Provided data
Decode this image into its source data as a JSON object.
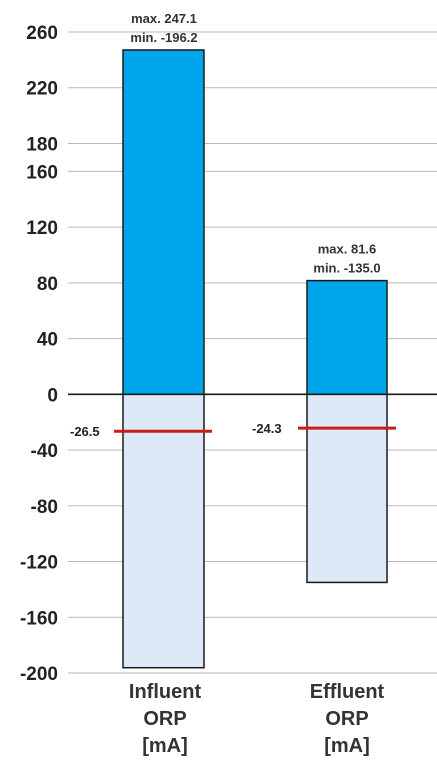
{
  "chart_data": {
    "type": "bar",
    "categories": [
      [
        "Influent",
        "ORP",
        "[mA]"
      ],
      [
        "Effluent",
        "ORP",
        "[mA]"
      ]
    ],
    "series": [
      {
        "values": [
          {
            "max": 247.1,
            "min": -196.2,
            "mean": -26.5,
            "max_label": "max. 247.1",
            "min_label": "min. -196.2",
            "mean_label": "-26.5"
          },
          {
            "max": 81.6,
            "min": -135.0,
            "mean": -24.3,
            "max_label": "max.   81.6",
            "min_label": "min. -135.0",
            "mean_label": "-24.3"
          }
        ]
      }
    ],
    "yticks": [
      "260",
      "220",
      "180",
      "160",
      "120",
      "80",
      "40",
      "0",
      "-40",
      "-80",
      "-120",
      "-160",
      "-200"
    ],
    "ylim": [
      -200,
      260
    ],
    "grid": true,
    "colors": {
      "positive": "#00a6ec",
      "negative": "#dde9f6",
      "mean_line": "#c81c1c",
      "grid": "#b8b8b8",
      "outline": "#1a1a1a"
    }
  }
}
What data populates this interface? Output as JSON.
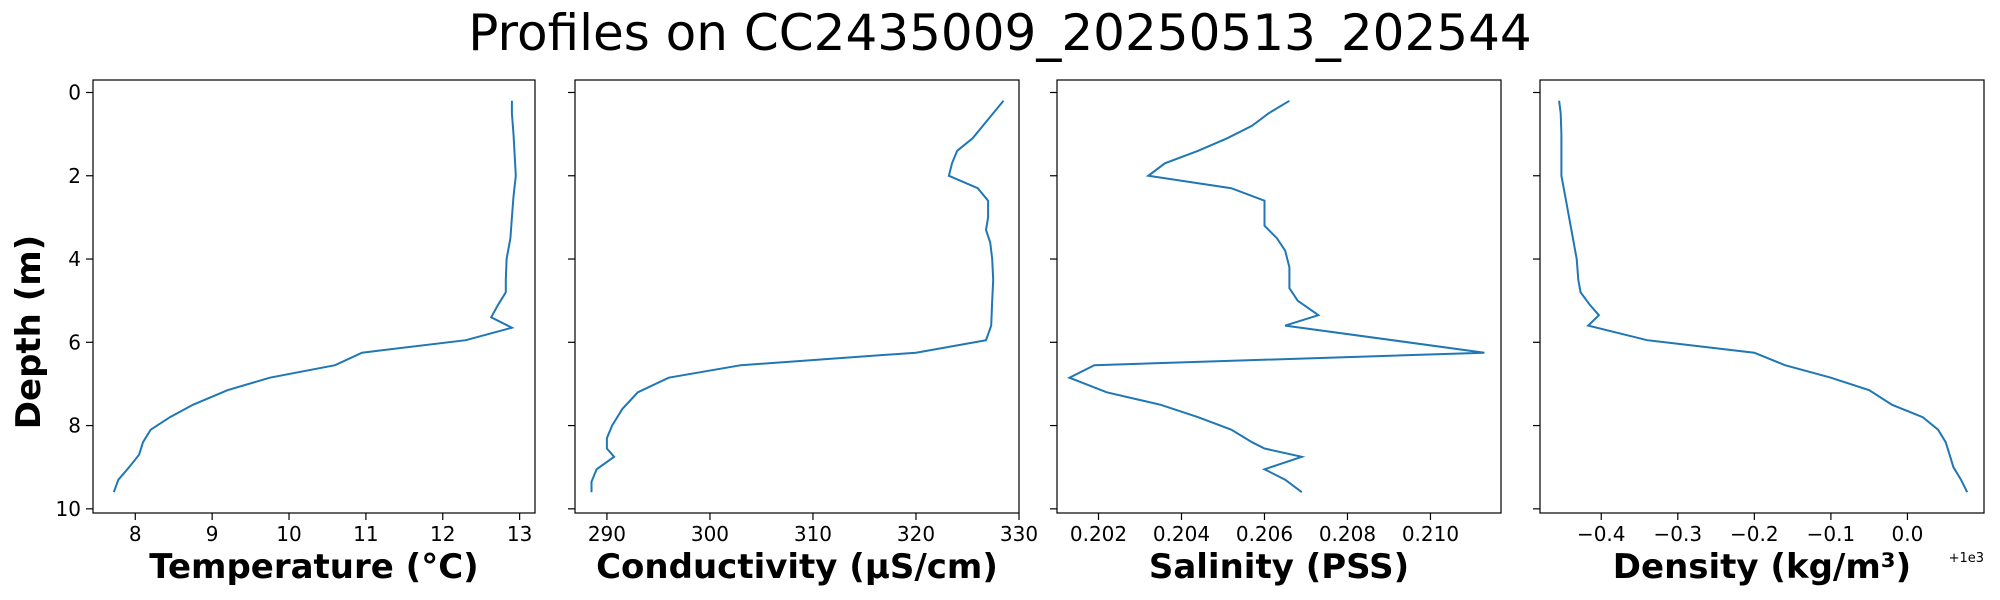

Problem to solve
Restate the entire listing word for word, excluding pictures.

Completed exercise
Decode this image into its source data as a JSON object.
{
  "chart_data": {
    "type": "bar",
    "categories": [
      [
        "Influent",
        "ORP",
        "[mA]"
      ],
      [
        "Effluent",
        "ORP",
        "[mA]"
      ]
    ],
    "series": [
      {
        "values": [
          {
            "max": 247.1,
            "min": -196.2,
            "mean": -26.5,
            "max_label": "max. 247.1",
            "min_label": "min. -196.2",
            "mean_label": "-26.5"
          },
          {
            "max": 81.6,
            "min": -135.0,
            "mean": -24.3,
            "max_label": "max.   81.6",
            "min_label": "min. -135.0",
            "mean_label": "-24.3"
          }
        ]
      }
    ],
    "yticks": [
      "260",
      "220",
      "180",
      "160",
      "120",
      "80",
      "40",
      "0",
      "-40",
      "-80",
      "-120",
      "-160",
      "-200"
    ],
    "ylim": [
      -200,
      260
    ],
    "grid": true,
    "colors": {
      "positive": "#00a6ec",
      "negative": "#dde9f6",
      "mean_line": "#c81c1c",
      "grid": "#b8b8b8",
      "outline": "#1a1a1a"
    }
  }
}
What data populates this interface? Output as JSON.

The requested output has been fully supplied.